__SELECTION__
"""

Sunday, October 30, 2016

Trying to See Jesus

St. Paul’s Church in Bergen, Jersey City NJ
October 30, 2016

Year C, Proper 26: The Twenty-Fourth Sunday after Pentecost
Habakkuk 1:1-4; 2:1-4
Psalm 119:137-144
2 Thessalonians 1:1-4, 11-12
Luke 19:1-10

Trying to See Jesus
            So, have I mentioned to you that we have a bunch of baptisms coming up?
            It’s true! We have a couple of baptisms next Sunday, when we’ll celebrate All Saints’ Sunday, and a couple more the following Sunday.
            One of the many good lessons I learned from my friend and mentor Lauren Ackland, the recently-retired rector for Grace Church in Madison, is the practice of inviting children to come close when we have a baptism, giving these little people a chance to see, to see the water, to see the candles, to see God at work, to see God bonding with the newest member of the Body of Christ.
            I was reminded of the little kids eagerly straining to see the action at the baptismal font, when I first started reflecting on today’s gospel lesson.
            It’s the second Sunday in a row that we hear a story involving a tax collector.
            If you were here last week you may remember we heard the Parable of the Pharisee and the Tax Collector, both praying, though not quite together, in the Jerusalem Temple.
            If you were here you may remember that in first century Israel tax collectors weren’t just disliked the way today many Americans aren’t crazy about the IRS.
            No, the tax collectors were Jews who collaborated with the hated Roman occupiers. The tax collectors were traitors who lined their pockets by fleecing their own people.
            So, last week we heard the Pharisee interrupt his prayer of thanksgiving in order to judge the tax collector standing off by himself praying, the sinful tax collector who betrayed his own people by working for the oppressive Romans, the tax collector who must have needed a lot of courage to even just enter the Temple, the tax collector who must have needed a lot of faith to beg the God of Israel for mercy.
            Well, today we meet another tax collector and this one has a name, Zacchaeus, which, ironically enough, comes from the Hebrew word that means “righteous” or “upright” or “justice.”
            But, Zacchaeus is not just a tax collector, which would be bad enough. No, we’re told that he’s a “chief tax collector” and that he’s “rich.”
            And, we know and all the people around him knew that he’s a rich man because he worked for the Romans and took advantage of his own people.
            So, it’s safe to assume that Zacchaeus wasn’t going to win any popularity contests in Jericho.
            But, this traitorous and unlikable and despised man is very eager, maybe even desperate, to get to see who Jesus was.
            We’re not told why he wants to see who Jesus was. Maybe he just heard all the commotion. Or, maybe he had heard from others, maybe even some of the other tax collectors, about this unusual and powerful rabbi from Nazareth who proclaimed a downside-up kingdom in which it’s not the rich but the poor who are truly blessed.

"""

(Records from a dataset)
"""

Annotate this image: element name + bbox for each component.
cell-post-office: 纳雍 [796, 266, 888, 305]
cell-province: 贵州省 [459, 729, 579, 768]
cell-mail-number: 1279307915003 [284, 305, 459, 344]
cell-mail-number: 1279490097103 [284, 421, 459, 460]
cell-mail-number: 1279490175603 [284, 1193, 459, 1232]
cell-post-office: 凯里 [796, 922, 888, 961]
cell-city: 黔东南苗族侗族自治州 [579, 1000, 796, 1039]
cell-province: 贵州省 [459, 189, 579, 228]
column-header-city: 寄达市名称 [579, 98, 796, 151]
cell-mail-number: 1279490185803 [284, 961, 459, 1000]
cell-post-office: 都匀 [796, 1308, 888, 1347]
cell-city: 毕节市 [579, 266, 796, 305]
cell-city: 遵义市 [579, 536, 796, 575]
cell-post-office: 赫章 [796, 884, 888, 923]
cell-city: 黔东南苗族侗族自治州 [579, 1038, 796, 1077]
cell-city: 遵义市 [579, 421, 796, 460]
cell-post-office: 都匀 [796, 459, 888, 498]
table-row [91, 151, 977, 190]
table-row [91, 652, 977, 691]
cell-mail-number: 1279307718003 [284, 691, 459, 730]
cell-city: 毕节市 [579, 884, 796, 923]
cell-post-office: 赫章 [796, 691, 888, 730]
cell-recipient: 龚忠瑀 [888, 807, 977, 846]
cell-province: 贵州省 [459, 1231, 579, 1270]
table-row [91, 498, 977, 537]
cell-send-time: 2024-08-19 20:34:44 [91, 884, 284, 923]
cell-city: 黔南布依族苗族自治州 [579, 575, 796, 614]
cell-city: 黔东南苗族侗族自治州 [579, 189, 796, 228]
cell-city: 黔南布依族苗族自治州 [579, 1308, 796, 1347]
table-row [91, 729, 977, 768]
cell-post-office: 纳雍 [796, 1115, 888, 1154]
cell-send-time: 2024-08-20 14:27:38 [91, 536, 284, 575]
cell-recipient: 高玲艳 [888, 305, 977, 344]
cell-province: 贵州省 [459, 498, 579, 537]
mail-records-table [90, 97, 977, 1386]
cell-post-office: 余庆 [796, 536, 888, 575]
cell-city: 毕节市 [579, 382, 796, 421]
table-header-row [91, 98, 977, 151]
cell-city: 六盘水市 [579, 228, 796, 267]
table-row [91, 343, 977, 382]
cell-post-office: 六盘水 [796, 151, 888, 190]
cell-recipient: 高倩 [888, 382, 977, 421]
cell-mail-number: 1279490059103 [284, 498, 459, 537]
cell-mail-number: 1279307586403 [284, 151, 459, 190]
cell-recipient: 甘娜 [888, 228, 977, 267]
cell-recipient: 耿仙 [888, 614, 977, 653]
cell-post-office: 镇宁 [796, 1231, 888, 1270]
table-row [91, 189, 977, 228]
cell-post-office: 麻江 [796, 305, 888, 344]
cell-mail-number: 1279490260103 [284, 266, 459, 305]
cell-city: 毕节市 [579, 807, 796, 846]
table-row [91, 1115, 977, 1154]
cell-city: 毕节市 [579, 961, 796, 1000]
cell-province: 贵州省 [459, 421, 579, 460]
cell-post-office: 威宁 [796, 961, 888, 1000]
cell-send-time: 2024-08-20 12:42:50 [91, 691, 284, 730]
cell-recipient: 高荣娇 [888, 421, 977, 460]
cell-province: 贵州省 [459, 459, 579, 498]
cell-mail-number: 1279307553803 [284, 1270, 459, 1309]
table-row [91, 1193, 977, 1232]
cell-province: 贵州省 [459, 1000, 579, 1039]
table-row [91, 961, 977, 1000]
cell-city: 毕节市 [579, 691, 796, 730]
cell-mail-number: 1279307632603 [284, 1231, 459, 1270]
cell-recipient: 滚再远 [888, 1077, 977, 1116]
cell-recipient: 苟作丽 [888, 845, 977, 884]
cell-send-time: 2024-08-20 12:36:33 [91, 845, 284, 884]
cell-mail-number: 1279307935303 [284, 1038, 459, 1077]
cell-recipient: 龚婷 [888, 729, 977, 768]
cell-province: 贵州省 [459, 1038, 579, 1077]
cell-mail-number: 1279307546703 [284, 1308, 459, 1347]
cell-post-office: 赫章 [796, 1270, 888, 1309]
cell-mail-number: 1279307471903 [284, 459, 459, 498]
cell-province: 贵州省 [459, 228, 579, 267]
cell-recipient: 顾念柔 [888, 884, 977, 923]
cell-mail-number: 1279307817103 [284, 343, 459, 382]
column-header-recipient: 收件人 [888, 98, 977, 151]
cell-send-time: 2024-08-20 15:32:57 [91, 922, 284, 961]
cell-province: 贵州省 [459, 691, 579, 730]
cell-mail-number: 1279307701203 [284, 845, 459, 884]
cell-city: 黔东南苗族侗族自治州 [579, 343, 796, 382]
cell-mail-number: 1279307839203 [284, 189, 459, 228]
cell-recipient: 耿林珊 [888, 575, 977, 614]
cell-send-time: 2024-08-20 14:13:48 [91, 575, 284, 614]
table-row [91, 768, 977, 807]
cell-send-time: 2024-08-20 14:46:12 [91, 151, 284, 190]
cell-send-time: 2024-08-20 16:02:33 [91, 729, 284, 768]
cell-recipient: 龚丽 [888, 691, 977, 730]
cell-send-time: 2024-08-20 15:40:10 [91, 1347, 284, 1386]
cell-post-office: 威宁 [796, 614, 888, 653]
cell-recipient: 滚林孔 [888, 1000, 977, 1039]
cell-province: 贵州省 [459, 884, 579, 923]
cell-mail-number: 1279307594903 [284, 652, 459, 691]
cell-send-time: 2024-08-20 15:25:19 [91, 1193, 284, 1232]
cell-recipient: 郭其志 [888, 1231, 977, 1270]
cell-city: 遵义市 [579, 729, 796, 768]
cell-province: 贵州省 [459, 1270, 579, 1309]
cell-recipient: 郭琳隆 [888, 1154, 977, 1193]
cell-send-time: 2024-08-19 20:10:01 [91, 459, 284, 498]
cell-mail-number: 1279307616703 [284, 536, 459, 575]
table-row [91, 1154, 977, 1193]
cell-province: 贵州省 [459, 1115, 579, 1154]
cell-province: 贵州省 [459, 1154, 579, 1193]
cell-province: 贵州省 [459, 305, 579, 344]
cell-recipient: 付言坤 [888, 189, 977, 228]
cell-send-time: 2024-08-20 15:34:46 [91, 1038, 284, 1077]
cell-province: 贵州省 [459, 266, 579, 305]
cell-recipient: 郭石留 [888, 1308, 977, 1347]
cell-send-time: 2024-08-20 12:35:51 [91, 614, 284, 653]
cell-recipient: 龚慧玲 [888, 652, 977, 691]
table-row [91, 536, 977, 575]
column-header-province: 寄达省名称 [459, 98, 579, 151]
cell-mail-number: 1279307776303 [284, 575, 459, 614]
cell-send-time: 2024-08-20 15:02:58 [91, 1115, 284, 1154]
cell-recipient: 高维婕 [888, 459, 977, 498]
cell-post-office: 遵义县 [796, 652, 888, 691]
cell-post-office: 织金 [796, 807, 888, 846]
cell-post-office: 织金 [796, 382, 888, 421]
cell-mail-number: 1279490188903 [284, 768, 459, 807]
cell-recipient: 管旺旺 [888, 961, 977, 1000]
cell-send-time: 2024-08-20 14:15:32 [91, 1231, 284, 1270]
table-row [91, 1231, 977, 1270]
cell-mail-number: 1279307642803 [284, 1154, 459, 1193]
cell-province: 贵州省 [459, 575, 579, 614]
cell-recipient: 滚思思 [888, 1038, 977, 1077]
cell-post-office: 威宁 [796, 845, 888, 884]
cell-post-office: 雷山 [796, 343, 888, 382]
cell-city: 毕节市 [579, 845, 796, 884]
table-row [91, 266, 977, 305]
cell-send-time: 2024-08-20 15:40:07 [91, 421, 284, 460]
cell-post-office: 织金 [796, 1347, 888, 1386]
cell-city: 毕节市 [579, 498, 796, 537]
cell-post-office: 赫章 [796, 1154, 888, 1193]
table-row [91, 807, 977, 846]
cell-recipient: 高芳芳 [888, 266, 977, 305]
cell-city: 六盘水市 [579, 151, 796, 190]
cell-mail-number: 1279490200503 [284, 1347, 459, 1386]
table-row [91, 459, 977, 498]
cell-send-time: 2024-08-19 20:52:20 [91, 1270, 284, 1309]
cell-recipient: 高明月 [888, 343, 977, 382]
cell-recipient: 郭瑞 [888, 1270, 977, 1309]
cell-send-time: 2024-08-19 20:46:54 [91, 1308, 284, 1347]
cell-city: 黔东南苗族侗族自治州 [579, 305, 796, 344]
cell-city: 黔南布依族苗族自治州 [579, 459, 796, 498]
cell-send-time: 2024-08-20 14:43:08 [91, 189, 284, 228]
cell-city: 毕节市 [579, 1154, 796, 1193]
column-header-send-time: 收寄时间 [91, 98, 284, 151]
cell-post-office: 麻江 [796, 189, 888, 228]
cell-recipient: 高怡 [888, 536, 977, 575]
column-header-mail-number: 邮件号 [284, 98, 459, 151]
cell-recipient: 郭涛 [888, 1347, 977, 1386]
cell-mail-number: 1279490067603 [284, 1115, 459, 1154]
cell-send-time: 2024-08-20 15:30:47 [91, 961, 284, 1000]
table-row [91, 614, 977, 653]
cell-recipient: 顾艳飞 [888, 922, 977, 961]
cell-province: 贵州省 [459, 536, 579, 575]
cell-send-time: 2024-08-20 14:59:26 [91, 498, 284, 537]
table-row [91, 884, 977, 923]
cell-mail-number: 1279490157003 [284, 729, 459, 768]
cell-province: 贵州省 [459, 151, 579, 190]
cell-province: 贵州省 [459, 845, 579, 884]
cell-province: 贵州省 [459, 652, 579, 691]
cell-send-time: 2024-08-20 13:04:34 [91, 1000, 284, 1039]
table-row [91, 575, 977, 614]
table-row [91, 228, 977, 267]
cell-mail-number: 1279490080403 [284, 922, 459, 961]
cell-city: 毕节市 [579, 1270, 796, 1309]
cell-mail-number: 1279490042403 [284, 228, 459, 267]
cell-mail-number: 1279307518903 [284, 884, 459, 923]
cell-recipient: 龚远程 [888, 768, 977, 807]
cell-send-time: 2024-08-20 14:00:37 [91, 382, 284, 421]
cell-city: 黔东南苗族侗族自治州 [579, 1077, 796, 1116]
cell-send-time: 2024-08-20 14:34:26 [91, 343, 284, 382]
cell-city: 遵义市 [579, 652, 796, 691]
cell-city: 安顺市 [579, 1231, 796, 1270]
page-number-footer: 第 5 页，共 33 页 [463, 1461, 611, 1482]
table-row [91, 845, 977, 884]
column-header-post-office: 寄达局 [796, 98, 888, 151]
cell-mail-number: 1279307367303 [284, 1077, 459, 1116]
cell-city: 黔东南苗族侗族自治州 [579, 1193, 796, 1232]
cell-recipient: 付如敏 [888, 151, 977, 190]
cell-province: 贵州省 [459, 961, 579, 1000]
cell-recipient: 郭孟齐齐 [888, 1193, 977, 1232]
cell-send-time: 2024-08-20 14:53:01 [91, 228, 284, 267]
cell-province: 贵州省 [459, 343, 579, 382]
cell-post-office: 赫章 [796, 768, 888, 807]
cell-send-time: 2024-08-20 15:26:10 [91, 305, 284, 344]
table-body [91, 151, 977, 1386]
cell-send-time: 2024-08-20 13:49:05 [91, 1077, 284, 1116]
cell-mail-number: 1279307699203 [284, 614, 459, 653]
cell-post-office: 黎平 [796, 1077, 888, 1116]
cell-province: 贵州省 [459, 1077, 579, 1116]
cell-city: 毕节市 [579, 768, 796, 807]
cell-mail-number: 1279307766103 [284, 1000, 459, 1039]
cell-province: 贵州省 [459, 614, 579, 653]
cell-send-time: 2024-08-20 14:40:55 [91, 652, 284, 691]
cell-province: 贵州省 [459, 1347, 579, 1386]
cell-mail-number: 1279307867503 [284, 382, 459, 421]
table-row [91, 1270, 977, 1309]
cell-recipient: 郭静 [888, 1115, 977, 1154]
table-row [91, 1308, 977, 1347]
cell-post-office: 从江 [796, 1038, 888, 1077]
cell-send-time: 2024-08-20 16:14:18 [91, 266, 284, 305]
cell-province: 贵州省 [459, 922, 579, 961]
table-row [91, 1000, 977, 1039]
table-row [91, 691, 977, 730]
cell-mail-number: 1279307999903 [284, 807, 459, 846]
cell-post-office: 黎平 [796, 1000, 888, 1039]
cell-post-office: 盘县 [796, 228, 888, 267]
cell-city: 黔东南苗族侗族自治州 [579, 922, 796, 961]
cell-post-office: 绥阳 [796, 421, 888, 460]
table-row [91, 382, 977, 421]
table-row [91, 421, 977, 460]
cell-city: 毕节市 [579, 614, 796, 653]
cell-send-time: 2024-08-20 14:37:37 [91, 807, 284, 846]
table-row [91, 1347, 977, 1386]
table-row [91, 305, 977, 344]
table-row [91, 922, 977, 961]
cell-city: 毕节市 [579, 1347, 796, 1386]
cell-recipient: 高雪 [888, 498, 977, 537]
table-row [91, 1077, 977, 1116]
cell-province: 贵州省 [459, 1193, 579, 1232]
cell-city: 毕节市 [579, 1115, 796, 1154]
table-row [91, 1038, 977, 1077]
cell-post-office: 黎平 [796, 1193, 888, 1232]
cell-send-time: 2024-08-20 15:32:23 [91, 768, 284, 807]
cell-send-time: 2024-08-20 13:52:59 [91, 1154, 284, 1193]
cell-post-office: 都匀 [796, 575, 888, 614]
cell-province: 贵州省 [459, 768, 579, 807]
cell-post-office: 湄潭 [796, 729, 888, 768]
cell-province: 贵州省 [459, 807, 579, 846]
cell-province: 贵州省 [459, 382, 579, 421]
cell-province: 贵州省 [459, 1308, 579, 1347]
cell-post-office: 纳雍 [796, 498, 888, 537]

"""

__WRITTEN INSTRUCTION 1__
List the scripture readings given at the top of the sermon, above the opening line.
__WRITTEN INSTRUCTION 2__
Translate this sentence from the sermon into Spanish: "It's the second Sunday in a row that we hear a story involving a tax collector."

__TASK OUTPUT 1__
Habakkuk 1:1-4; 2:1-4
Psalm 119:137-144
2 Thessalonians 1:1-4, 11-12
Luke 19:1-10

__TASK OUTPUT 2__
Es el segundo domingo consecutivo en que escuchamos una historia en la que aparece un recaudador de impuestos.